● TASK BRIEF
Only a number is expected: how many lines in the data below contain the word "xlabel".

⟨

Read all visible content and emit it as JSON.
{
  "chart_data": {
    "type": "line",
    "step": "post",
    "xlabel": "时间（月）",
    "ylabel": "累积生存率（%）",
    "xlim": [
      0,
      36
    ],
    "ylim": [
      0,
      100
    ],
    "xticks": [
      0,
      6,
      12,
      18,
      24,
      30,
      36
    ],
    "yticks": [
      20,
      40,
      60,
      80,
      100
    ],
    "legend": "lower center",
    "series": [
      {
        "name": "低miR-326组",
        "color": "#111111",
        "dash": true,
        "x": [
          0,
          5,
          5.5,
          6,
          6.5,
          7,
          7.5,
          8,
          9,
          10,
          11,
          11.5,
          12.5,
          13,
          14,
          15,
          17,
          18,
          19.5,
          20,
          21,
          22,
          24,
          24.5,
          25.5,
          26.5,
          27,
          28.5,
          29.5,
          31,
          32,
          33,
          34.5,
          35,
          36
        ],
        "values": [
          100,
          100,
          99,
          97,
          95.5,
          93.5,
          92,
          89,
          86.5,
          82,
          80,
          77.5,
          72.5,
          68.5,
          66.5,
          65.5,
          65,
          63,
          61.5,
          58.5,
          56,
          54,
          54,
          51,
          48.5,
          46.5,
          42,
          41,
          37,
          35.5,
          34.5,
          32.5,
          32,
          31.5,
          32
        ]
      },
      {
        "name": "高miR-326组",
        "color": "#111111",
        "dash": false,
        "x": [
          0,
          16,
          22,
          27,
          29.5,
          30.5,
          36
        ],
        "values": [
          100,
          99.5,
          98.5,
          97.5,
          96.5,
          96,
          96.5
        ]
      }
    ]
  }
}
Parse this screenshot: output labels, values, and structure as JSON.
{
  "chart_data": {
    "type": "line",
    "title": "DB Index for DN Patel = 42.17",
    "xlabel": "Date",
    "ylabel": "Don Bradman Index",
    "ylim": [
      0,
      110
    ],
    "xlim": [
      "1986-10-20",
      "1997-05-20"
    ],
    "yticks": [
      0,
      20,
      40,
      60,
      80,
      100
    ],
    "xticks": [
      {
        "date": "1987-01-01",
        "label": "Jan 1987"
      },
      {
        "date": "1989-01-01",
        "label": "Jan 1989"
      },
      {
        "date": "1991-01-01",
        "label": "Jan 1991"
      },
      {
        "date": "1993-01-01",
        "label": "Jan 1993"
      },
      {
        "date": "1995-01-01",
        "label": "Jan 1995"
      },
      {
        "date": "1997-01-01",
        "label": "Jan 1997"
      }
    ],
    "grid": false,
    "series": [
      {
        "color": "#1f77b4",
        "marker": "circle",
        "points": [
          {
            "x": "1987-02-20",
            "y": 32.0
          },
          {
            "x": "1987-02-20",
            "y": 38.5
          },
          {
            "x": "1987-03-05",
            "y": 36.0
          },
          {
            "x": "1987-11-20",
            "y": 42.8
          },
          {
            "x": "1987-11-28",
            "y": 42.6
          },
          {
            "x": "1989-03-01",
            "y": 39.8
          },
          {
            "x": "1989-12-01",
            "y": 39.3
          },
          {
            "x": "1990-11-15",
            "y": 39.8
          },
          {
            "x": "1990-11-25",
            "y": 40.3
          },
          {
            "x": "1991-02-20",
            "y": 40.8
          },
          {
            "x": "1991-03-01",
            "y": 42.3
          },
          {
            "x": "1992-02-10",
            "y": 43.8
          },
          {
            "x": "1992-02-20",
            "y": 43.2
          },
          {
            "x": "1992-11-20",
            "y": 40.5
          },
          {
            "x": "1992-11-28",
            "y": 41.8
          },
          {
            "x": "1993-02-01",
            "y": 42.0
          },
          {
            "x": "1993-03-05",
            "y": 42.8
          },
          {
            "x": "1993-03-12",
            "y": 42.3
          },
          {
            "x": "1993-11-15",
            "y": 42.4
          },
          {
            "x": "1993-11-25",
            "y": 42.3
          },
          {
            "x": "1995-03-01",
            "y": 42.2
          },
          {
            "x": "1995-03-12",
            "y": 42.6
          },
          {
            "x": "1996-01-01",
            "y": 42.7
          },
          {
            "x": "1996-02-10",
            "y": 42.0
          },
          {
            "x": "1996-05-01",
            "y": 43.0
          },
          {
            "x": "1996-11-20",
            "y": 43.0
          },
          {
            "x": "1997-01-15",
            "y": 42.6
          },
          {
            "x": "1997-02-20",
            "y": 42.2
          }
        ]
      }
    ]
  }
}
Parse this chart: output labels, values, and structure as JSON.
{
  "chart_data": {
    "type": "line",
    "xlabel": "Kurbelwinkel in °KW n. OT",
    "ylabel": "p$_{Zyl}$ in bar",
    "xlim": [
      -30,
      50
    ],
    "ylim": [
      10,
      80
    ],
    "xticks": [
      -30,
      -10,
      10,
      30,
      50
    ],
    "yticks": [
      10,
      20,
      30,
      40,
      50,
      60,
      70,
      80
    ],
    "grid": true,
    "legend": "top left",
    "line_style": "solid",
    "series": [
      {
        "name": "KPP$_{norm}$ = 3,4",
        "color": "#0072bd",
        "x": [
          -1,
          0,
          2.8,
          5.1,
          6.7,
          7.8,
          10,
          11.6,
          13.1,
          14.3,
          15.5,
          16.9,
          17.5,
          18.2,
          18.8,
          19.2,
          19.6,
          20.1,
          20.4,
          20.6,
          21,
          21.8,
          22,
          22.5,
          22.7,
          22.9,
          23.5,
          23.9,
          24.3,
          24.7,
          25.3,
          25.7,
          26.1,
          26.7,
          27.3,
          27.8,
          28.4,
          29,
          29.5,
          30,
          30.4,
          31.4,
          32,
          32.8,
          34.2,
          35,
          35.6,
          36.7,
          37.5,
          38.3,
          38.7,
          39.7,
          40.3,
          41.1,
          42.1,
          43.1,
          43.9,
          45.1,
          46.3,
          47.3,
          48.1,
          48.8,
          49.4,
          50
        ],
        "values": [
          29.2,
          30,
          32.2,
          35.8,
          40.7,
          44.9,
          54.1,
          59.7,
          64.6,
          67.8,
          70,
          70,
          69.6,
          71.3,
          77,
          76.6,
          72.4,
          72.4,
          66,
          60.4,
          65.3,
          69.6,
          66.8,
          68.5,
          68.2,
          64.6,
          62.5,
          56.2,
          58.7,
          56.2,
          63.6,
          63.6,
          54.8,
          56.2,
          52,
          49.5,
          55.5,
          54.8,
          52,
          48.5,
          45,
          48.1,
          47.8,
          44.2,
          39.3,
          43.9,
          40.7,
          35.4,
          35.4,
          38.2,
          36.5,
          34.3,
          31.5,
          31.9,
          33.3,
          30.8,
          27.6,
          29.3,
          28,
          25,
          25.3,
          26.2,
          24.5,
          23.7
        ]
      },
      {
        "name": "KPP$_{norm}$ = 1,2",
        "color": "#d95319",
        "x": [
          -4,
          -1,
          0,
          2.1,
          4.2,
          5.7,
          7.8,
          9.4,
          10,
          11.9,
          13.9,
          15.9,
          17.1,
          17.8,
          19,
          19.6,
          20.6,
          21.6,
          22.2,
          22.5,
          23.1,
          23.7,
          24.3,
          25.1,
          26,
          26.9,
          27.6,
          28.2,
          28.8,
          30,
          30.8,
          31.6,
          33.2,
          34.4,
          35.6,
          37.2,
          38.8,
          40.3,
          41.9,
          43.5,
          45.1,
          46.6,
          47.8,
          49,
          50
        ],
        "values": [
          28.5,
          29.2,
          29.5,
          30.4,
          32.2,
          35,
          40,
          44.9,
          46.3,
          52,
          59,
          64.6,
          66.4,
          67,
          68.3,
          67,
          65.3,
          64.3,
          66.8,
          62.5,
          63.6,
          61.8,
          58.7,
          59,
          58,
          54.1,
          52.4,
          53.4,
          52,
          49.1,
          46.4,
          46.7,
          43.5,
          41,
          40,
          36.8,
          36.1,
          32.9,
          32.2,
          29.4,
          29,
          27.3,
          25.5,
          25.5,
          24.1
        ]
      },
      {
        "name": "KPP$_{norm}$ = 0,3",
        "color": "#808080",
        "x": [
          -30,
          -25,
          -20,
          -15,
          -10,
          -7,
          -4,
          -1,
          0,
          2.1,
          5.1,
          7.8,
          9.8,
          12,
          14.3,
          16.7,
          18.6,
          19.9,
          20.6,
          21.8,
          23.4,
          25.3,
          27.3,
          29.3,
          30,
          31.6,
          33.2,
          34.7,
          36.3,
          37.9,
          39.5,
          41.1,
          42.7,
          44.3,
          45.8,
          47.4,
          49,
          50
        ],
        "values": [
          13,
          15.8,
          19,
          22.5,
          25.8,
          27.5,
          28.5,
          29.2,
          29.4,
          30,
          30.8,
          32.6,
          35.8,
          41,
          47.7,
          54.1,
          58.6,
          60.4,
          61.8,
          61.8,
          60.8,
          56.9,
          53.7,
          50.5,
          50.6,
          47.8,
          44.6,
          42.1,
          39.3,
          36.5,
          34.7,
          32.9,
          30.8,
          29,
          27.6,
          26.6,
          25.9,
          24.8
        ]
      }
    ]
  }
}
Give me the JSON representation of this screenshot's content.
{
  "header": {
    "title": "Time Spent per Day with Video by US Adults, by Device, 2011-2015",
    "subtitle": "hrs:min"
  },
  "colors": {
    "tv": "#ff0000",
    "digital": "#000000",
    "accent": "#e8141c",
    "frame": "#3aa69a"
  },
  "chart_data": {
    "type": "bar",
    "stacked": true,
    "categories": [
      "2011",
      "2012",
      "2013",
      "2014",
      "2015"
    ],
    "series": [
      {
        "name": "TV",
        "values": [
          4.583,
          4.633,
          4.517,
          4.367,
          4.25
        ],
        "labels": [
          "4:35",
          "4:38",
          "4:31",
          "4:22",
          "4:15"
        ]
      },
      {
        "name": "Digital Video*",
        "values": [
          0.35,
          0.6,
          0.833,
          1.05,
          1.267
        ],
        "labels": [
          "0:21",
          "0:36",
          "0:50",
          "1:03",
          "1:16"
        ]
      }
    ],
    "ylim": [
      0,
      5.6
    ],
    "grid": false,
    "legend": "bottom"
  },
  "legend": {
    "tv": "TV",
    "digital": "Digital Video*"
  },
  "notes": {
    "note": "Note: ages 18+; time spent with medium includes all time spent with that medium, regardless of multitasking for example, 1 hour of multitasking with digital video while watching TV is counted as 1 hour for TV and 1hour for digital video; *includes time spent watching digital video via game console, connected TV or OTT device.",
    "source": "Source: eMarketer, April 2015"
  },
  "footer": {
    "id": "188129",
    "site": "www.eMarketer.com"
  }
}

⟩

● TASK ANSWER
3